Zurich: On the contrary this city was nothing less than spectacular. I planned my walk in the train and managed to follow the path with no difficulties. First I got in the city walking down this Oxford-circus-like street with huge shop windows showing expensive clothing and jewelry. It was significantly apparent that the style of life here was way out of my league, but “una vez al año no hace daño”. So I wore my posher’s mood and made my way to the old town. The weather was incredible, the touch of the sun, the elegance of the city and the unique and magnificent I-don’t-give-a-crap-cause-I’m-millionaire way of living was almost orgasmical. I felt living in a James Bond film and learnt that a Suiss rather than the English one represents better this character. The city has been designed to always have great views; every corner has the potential to become the front picture of a brochure. The bridges crossing the lake looked brilliant and don’t know why but the lake was crystal clear, making the city look like a porcelain or a fancy teacup. If there were any word describing this feeling it would be elegance.
I enjoyed feeding the swans and walking through the bahía and sat and made silly chitchat with some people. The sunset gave it a magical touch forcing me to leave a peace of my heart there. To round it off I had to go for the traditional dish and got the most beautiful made Cordon-blue ever tasted. That night on the train, I chatted with an adventurous girl from North Carolina till my energy wore out.

==*==

#### [Work required]
Extend the travel account of Zurich past its final sentence, about the train chat with the girl from North Carolina.

#### [Data extract]
==*==

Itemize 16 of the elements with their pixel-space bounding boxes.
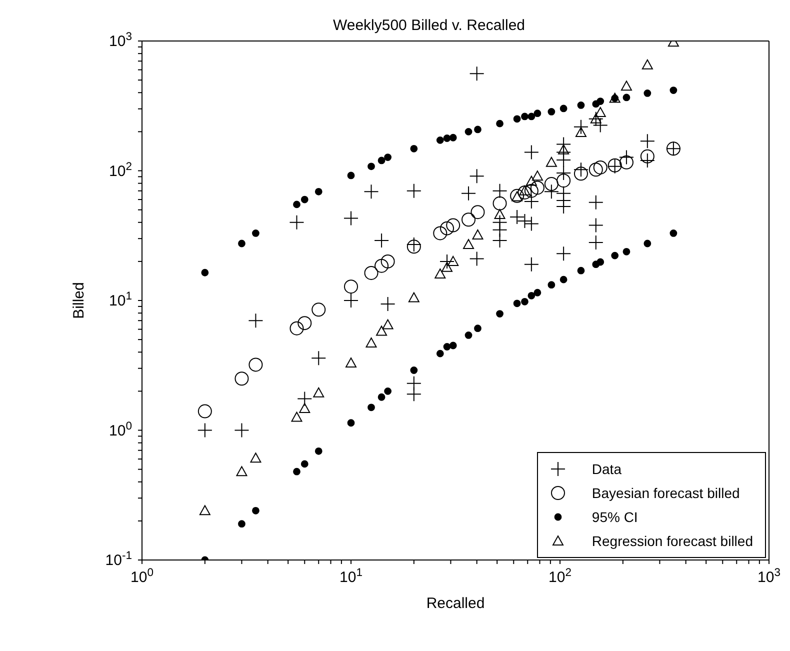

==*==

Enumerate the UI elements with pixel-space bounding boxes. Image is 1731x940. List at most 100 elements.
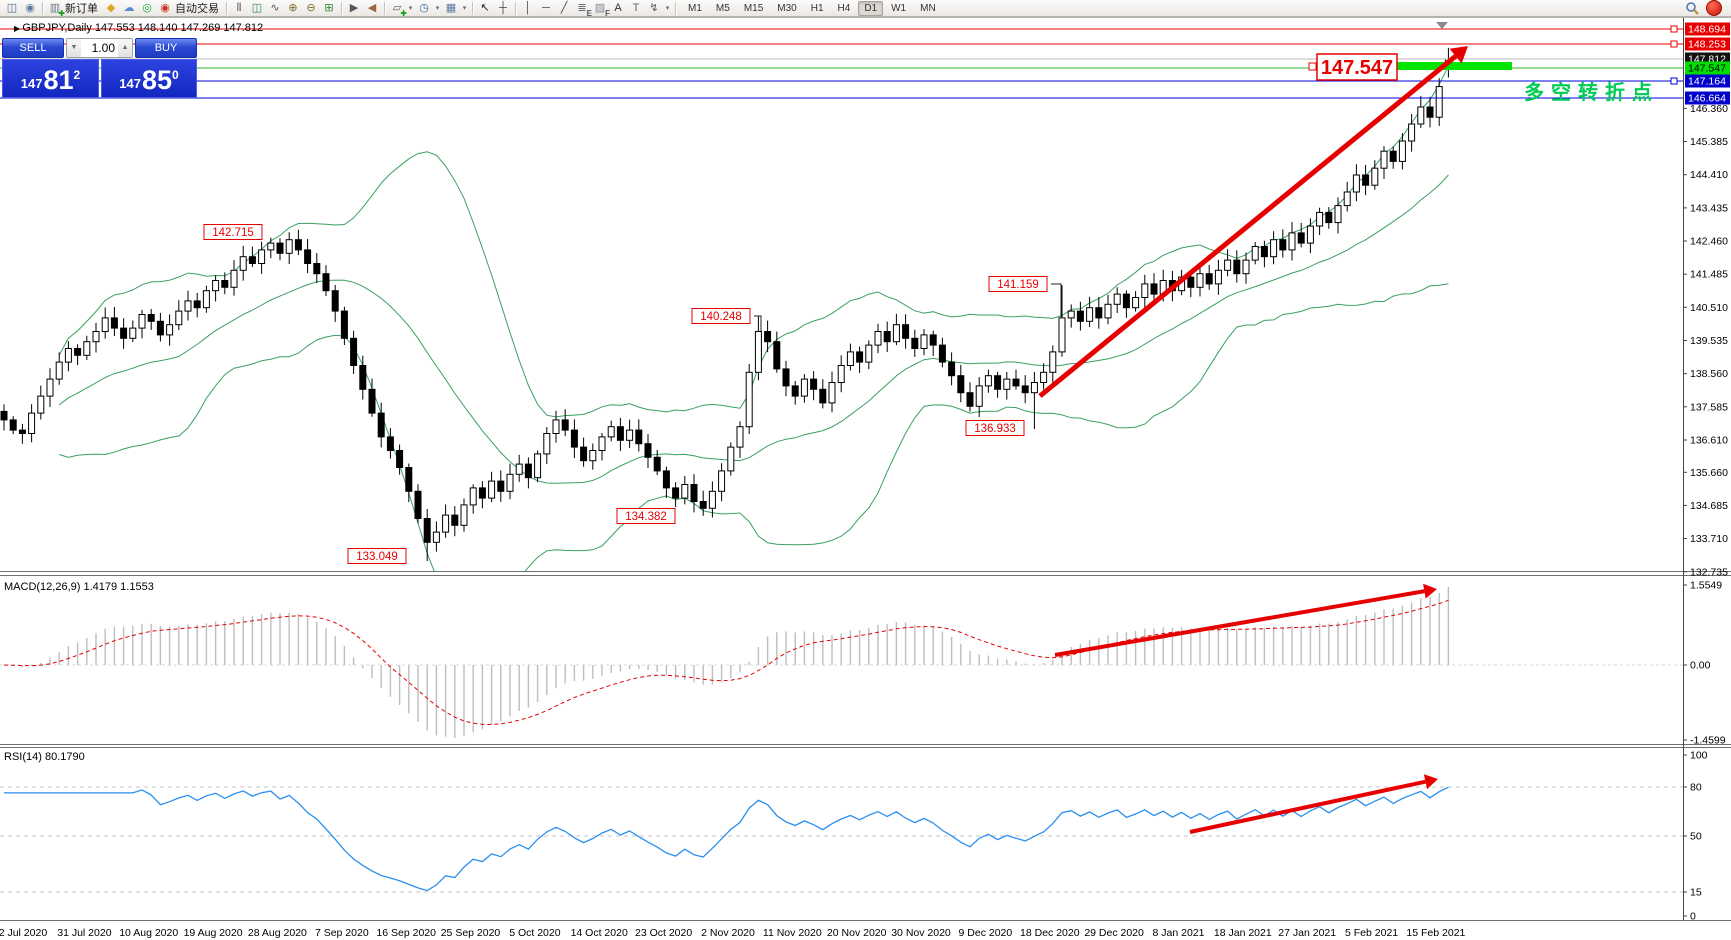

==*==

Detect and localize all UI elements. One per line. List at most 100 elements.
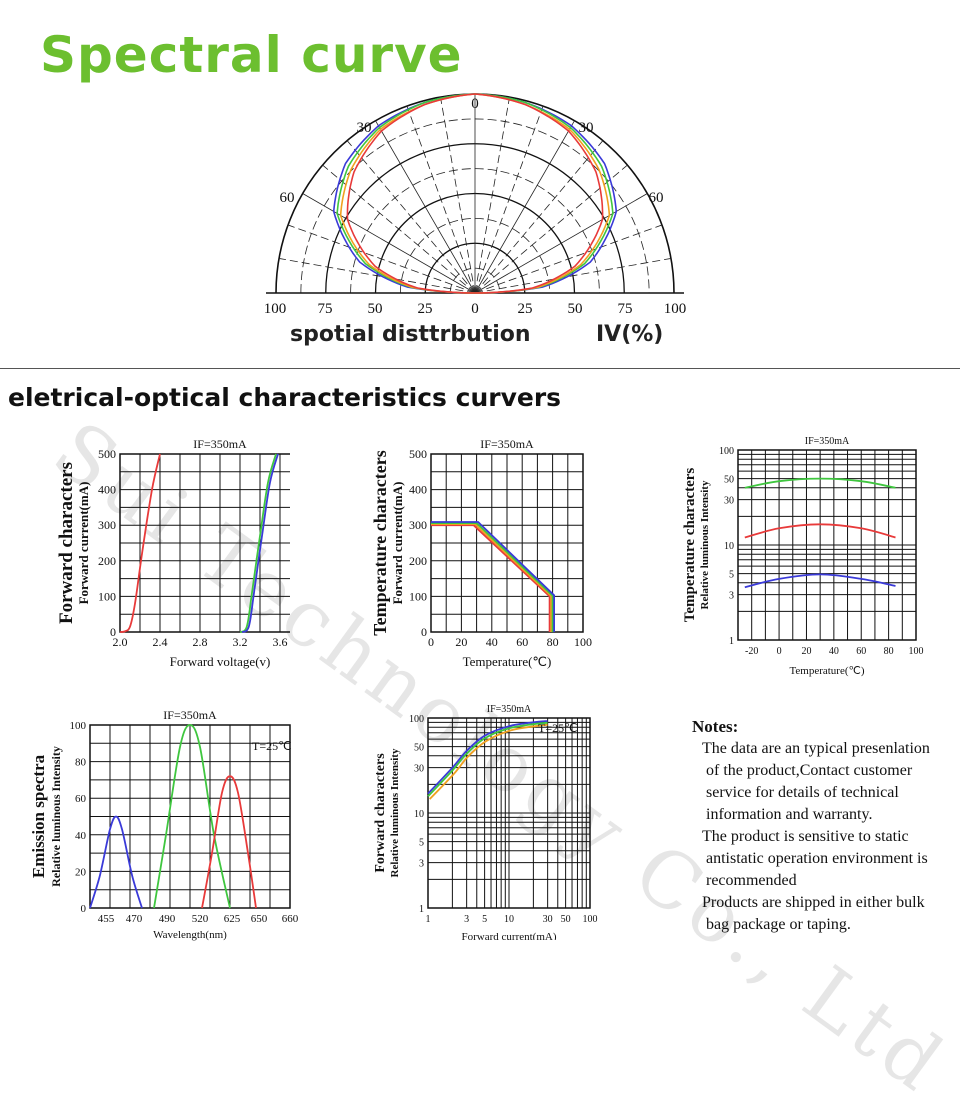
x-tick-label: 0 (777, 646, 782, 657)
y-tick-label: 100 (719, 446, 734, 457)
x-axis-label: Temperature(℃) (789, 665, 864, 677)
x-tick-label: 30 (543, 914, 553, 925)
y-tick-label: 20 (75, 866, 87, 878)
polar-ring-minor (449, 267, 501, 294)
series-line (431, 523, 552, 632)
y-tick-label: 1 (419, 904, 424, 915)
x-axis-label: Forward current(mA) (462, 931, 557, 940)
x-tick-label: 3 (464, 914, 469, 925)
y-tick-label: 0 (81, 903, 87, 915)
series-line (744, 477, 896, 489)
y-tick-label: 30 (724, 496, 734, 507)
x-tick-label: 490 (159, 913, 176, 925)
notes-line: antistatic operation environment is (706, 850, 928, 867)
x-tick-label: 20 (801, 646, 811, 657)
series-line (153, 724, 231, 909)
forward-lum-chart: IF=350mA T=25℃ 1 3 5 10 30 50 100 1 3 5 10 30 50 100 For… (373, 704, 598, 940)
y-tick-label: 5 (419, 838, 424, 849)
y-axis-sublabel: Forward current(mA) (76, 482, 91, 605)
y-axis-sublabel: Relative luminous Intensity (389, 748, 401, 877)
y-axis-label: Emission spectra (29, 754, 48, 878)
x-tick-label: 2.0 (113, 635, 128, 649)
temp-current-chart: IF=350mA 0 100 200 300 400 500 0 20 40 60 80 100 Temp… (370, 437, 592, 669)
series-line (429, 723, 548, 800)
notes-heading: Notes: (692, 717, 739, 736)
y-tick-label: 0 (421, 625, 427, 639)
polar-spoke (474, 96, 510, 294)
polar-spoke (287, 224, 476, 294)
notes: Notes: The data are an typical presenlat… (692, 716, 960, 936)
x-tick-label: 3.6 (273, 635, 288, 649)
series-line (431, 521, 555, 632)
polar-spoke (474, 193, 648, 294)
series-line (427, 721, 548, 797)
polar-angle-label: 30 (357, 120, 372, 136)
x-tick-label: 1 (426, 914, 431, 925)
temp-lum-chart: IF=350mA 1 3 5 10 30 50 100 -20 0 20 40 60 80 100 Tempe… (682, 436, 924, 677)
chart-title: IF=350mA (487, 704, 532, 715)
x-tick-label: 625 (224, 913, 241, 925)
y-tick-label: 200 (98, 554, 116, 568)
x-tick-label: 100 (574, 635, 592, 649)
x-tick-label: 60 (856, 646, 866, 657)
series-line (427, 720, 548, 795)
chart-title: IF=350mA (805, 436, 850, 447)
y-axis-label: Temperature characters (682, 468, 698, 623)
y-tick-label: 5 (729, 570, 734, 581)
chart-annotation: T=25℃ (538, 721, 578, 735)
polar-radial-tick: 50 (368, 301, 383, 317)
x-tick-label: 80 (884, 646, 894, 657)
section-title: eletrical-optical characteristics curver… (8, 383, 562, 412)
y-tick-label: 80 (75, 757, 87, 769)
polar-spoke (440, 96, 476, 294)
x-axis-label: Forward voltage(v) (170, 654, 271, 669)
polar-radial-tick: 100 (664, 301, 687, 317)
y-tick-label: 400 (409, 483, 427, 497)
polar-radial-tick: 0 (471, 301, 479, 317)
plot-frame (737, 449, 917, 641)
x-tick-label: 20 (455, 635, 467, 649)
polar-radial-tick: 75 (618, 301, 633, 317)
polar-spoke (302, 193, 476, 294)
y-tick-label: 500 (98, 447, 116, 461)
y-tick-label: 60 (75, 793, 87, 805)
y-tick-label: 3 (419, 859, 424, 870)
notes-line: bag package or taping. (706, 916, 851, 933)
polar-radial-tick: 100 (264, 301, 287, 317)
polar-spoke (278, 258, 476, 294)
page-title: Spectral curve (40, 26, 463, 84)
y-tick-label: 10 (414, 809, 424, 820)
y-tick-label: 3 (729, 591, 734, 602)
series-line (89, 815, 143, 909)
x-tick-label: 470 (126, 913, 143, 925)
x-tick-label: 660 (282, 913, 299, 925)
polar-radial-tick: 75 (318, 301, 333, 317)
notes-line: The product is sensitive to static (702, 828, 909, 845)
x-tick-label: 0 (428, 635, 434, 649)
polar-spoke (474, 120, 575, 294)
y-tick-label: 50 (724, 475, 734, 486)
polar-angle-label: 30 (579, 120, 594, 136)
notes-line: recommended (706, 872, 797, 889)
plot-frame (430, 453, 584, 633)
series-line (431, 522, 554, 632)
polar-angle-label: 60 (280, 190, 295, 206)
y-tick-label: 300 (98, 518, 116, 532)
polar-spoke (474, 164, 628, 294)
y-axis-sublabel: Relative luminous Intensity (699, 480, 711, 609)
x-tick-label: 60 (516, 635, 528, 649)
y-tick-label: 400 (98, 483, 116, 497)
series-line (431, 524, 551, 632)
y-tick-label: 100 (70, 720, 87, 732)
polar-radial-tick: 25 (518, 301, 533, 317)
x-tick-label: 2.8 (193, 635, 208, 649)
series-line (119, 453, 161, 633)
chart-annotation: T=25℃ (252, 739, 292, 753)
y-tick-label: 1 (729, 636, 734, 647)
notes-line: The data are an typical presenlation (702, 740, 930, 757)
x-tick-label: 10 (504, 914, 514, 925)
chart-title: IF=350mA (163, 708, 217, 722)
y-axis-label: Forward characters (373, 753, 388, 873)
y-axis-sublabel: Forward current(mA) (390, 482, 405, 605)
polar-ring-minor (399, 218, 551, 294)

==*==

#### [Result of the task]
Wien: Having been in Praha and Zurich gave me a bogus feeling that those were going to be unbeatable. I couldn’t have been more wrong! Wien was majestic, mystic. Every new step offered a greater building, plaza or monumental piece of art. One could easily let go in the epoch. I wanted to see everything and it became an obsession. I learnt though that the city required plenty time and got sored legs by trying to rush all around its beautiful streets. I was told that what was traditional there were sausages that I’m reluctant to eat everyday. That’s why I went for a cheap but tasty pizza. I know that some of you started thinking about my Germanic curse, well Austria proved to be part of this damnation also. Hard as I tried I had to stop for shelter in the middle of my walks. Everything there was overwhelming and the details really shoking. I wonder what made these guys so different from the Germans. They developed a sense of art and esthetics so deep and meaningful. Finally, shattered and all wet after being showered all day I made my way to the train station and for my surprise I shared seats with three charming Spanish girls with a very pronounced sense of humor and were there to enlighten my night! They persuaded me to go to include Pamplona as one of my destinations.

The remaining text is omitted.